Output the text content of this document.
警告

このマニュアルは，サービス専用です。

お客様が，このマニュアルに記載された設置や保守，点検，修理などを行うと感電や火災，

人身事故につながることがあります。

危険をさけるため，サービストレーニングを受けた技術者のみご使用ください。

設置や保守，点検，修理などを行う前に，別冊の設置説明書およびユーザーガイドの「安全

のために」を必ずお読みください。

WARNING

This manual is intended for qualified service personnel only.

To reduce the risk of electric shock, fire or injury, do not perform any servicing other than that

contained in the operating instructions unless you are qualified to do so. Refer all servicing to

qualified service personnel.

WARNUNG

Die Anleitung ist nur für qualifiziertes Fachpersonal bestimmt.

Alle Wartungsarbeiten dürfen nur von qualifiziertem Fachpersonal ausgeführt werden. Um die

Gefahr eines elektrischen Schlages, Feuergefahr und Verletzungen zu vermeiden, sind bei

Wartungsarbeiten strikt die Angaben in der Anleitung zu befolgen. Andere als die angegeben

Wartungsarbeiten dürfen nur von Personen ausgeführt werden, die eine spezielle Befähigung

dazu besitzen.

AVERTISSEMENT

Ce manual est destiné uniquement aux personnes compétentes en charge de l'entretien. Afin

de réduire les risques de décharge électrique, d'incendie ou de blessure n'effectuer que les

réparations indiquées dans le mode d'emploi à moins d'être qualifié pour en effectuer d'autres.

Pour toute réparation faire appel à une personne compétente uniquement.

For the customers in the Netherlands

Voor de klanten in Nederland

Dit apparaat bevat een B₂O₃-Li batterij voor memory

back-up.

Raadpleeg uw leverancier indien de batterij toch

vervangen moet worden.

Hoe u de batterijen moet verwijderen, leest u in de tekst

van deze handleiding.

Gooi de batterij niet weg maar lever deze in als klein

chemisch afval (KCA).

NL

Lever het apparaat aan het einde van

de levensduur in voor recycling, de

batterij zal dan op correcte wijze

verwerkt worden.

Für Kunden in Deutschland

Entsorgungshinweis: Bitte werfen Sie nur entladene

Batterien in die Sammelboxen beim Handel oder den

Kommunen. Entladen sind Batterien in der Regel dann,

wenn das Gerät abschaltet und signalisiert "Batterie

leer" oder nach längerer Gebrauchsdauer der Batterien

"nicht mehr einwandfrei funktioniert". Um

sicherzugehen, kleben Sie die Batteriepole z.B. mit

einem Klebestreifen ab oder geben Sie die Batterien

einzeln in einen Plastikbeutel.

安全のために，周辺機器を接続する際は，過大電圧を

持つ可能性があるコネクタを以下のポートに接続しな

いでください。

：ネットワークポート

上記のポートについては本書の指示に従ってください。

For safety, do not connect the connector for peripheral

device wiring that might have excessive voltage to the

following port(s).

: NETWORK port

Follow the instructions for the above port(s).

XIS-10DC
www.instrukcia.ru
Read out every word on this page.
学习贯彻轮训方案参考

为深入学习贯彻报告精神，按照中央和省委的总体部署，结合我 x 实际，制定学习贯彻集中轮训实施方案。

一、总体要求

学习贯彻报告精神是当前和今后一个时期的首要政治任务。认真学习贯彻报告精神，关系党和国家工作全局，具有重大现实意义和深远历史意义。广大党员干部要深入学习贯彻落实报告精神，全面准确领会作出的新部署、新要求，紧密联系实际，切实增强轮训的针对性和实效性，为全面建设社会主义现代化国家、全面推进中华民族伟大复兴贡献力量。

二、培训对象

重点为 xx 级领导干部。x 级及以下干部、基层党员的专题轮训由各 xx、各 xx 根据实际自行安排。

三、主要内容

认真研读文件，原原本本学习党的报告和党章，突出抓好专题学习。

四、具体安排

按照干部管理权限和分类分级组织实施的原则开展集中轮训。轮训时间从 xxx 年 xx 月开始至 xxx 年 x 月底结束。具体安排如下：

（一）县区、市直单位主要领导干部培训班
• • • • • • •
State how many lines of the listing above hold the word "manual", with nothing but the number.

2